> Task to complete:
Each entry below is to be written out exactly, and the pictures are to be left out.

> Provided data:
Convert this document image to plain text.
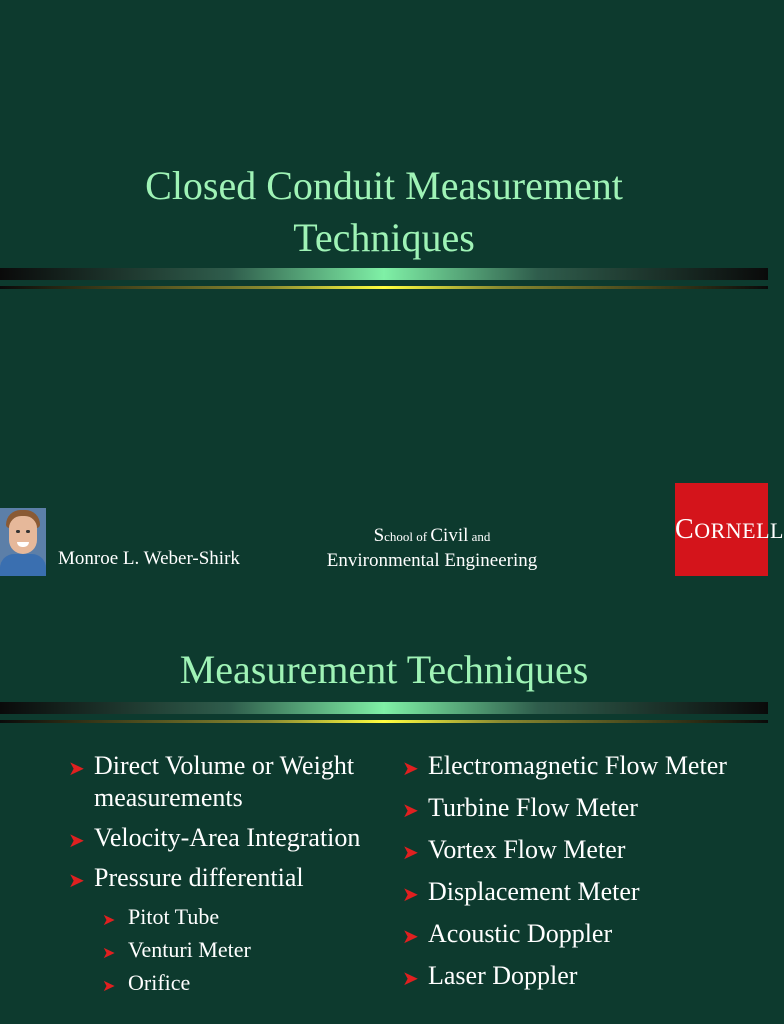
Closed Conduit Measurement
Techniques
Monroe L. Weber-Shirk
School of Civil and
Environmental Engineering
CORNELL
Measurement Techniques
➤ Direct Volume or Weight measurements
➤ Velocity-Area Integration
➤ Pressure differential
➤ Pitot Tube
➤ Venturi Meter
➤ Orifice
➤ Electromagnetic Flow Meter
➤ Turbine Flow Meter
➤ Vortex Flow Meter
➤ Displacement Meter
➤ Acoustic Doppler
➤ Laser Doppler
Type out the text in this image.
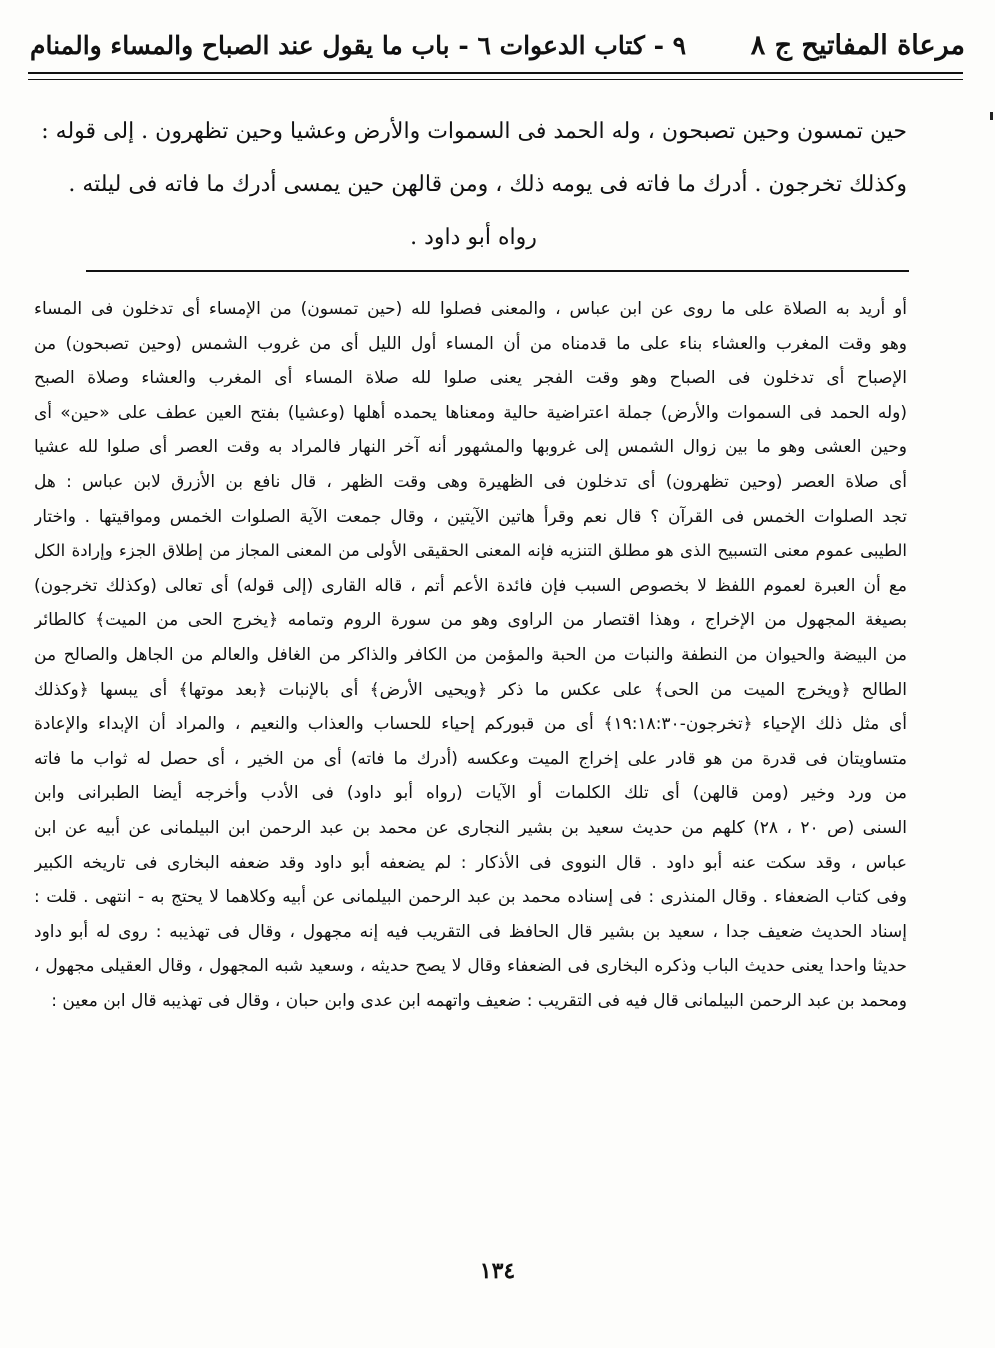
مرعاة المفاتيح ج ٨
٩ - كتاب الدعوات ٦ - باب ما يقول عند الصباح والمساء والمنام
حين تمسون وحين تصبحون ، وله الحمد فى السموات والأرض وعشيا وحين تظهرون . إلى قوله :
وكذلك تخرجون . أدرك ما فاته فى يومه ذلك ، ومن قالهن حين يمسى أدرك ما فاته فى ليلته .
رواه أبو داود .
أو أريد به الصلاة على ما روى عن ابن عباس ، والمعنى فصلوا لله (حين تمسون) من الإمساء أى تدخلون فى المساء
وهو وقت المغرب والعشاء بناء على ما قدمناه من أن المساء أول الليل أى من غروب الشمس (وحين تصبحون) من
الإصباح أى تدخلون فى الصباح وهو وقت الفجر يعنى صلوا لله صلاة المساء أى المغرب والعشاء وصلاة الصبح
(وله الحمد فى السموات والأرض) جملة اعتراضية حالية ومعناها يحمده أهلها (وعشيا) بفتح العين عطف على «حين» أى
وحين العشى وهو ما بين زوال الشمس إلى غروبها والمشهور أنه آخر النهار فالمراد به وقت العصر أى صلوا لله عشيا
أى صلاة العصر (وحين تظهرون) أى تدخلون فى الظهيرة وهى وقت الظهر ، قال نافع بن الأزرق لابن عباس : هل
تجد الصلوات الخمس فى القرآن ؟ قال نعم وقرأ هاتين الآيتين ، وقال جمعت الآية الصلوات الخمس ومواقيتها . واختار
الطيبى عموم معنى التسبيح الذى هو مطلق التنزيه فإنه المعنى الحقيقى الأولى من المعنى المجاز من إطلاق الجزء وإرادة الكل
مع أن العبرة لعموم اللفظ لا بخصوص السبب فإن فائدة الأعم أتم ، قاله القارى (إلى قوله) أى تعالى (وكذلك تخرجون)
بصيغة المجهول من الإخراج ، وهذا اقتصار من الراوى وهو من سورة الروم وتمامه ﴿يخرج الحى من الميت﴾ كالطائر
من البيضة والحيوان من النطفة والنبات من الحبة والمؤمن من الكافر والذاكر من الغافل والعالم من الجاهل والصالح من
الطالح ﴿ويخرج الميت من الحى﴾ على عكس ما ذكر ﴿ويحيى الأرض﴾ أى بالإنبات ﴿بعد موتها﴾ أى يبسها ﴿وكذلك
أى مثل ذلك الإحياء ﴿تخرجون-١٩:١٨:٣٠﴾ أى من قبوركم إحياء للحساب والعذاب والنعيم ، والمراد أن الإبداء والإعادة
متساويتان فى قدرة من هو قادر على إخراج الميت وعكسه (أدرك ما فاته) أى من الخير ، أى حصل له ثواب ما فاته
من ورد وخير (ومن قالهن) أى تلك الكلمات أو الآيات (رواه أبو داود) فى الأدب وأخرجه أيضا الطبرانى وابن
السنى (ص ٢٠ ، ٢٨) كلهم من حديث سعيد بن بشير النجارى عن محمد بن عبد الرحمن ابن البيلمانى عن أبيه عن ابن
عباس ، وقد سكت عنه أبو داود . قال النووى فى الأذكار : لم يضعفه أبو داود وقد ضعفه البخارى فى تاريخه الكبير
وفى كتاب الضعفاء . وقال المنذرى : فى إسناده محمد بن عبد الرحمن البيلمانى عن أبيه وكلاهما لا يحتج به - انتهى . قلت :
إسناد الحديث ضعيف جدا ، سعيد بن بشير قال الحافظ فى التقريب فيه إنه مجهول ، وقال فى تهذيبه : روى له أبو داود
حديثا واحدا يعنى حديث الباب وذكره البخارى فى الضعفاء وقال لا يصح حديثه ، وسعيد شبه المجهول ، وقال العقيلى مجهول ،
ومحمد بن عبد الرحمن البيلمانى قال فيه فى التقريب : ضعيف واتهمه ابن عدى وابن حبان ، وقال فى تهذيبه قال ابن معين :
١٣٤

> Answer to this task:
Convert this document image to plain text.
Closed Conduit Measurement
Techniques
Monroe L. Weber-Shirk
School of Civil and
Environmental Engineering
CORNELL
Measurement Techniques
➤ Direct Volume or Weight measurements
➤ Velocity-Area Integration
➤ Pressure differential
➤ Pitot Tube
➤ Venturi Meter
➤ Orifice
➤ Electromagnetic Flow Meter
➤ Turbine Flow Meter
➤ Vortex Flow Meter
➤ Displacement Meter
➤ Acoustic Doppler
➤ Laser Doppler
Type out the text in this image.
مرعاة المفاتيح ج ٨
٩ - كتاب الدعوات ٦ - باب ما يقول عند الصباح والمساء والمنام
حين تمسون وحين تصبحون ، وله الحمد فى السموات والأرض وعشيا وحين تظهرون . إلى قوله :
وكذلك تخرجون . أدرك ما فاته فى يومه ذلك ، ومن قالهن حين يمسى أدرك ما فاته فى ليلته .
رواه أبو داود .
أو أريد به الصلاة على ما روى عن ابن عباس ، والمعنى فصلوا لله (حين تمسون) من الإمساء أى تدخلون فى المساء
وهو وقت المغرب والعشاء بناء على ما قدمناه من أن المساء أول الليل أى من غروب الشمس (وحين تصبحون) من
الإصباح أى تدخلون فى الصباح وهو وقت الفجر يعنى صلوا لله صلاة المساء أى المغرب والعشاء وصلاة الصبح
(وله الحمد فى السموات والأرض) جملة اعتراضية حالية ومعناها يحمده أهلها (وعشيا) بفتح العين عطف على «حين» أى
وحين العشى وهو ما بين زوال الشمس إلى غروبها والمشهور أنه آخر النهار فالمراد به وقت العصر أى صلوا لله عشيا
أى صلاة العصر (وحين تظهرون) أى تدخلون فى الظهيرة وهى وقت الظهر ، قال نافع بن الأزرق لابن عباس : هل
تجد الصلوات الخمس فى القرآن ؟ قال نعم وقرأ هاتين الآيتين ، وقال جمعت الآية الصلوات الخمس ومواقيتها . واختار
الطيبى عموم معنى التسبيح الذى هو مطلق التنزيه فإنه المعنى الحقيقى الأولى من المعنى المجاز من إطلاق الجزء وإرادة الكل
مع أن العبرة لعموم اللفظ لا بخصوص السبب فإن فائدة الأعم أتم ، قاله القارى (إلى قوله) أى تعالى (وكذلك تخرجون)
بصيغة المجهول من الإخراج ، وهذا اقتصار من الراوى وهو من سورة الروم وتمامه ﴿يخرج الحى من الميت﴾ كالطائر
من البيضة والحيوان من النطفة والنبات من الحبة والمؤمن من الكافر والذاكر من الغافل والعالم من الجاهل والصالح من
الطالح ﴿ويخرج الميت من الحى﴾ على عكس ما ذكر ﴿ويحيى الأرض﴾ أى بالإنبات ﴿بعد موتها﴾ أى يبسها ﴿وكذلك
أى مثل ذلك الإحياء ﴿تخرجون-١٩:١٨:٣٠﴾ أى من قبوركم إحياء للحساب والعذاب والنعيم ، والمراد أن الإبداء والإعادة
متساويتان فى قدرة من هو قادر على إخراج الميت وعكسه (أدرك ما فاته) أى من الخير ، أى حصل له ثواب ما فاته
من ورد وخير (ومن قالهن) أى تلك الكلمات أو الآيات (رواه أبو داود) فى الأدب وأخرجه أيضا الطبرانى وابن
السنى (ص ٢٠ ، ٢٨) كلهم من حديث سعيد بن بشير النجارى عن محمد بن عبد الرحمن ابن البيلمانى عن أبيه عن ابن
عباس ، وقد سكت عنه أبو داود . قال النووى فى الأذكار : لم يضعفه أبو داود وقد ضعفه البخارى فى تاريخه الكبير
وفى كتاب الضعفاء . وقال المنذرى : فى إسناده محمد بن عبد الرحمن البيلمانى عن أبيه وكلاهما لا يحتج به - انتهى . قلت :
إسناد الحديث ضعيف جدا ، سعيد بن بشير قال الحافظ فى التقريب فيه إنه مجهول ، وقال فى تهذيبه : روى له أبو داود
حديثا واحدا يعنى حديث الباب وذكره البخارى فى الضعفاء وقال لا يصح حديثه ، وسعيد شبه المجهول ، وقال العقيلى مجهول ،
ومحمد بن عبد الرحمن البيلمانى قال فيه فى التقريب : ضعيف واتهمه ابن عدى وابن حبان ، وقال فى تهذيبه قال ابن معين :
١٣٤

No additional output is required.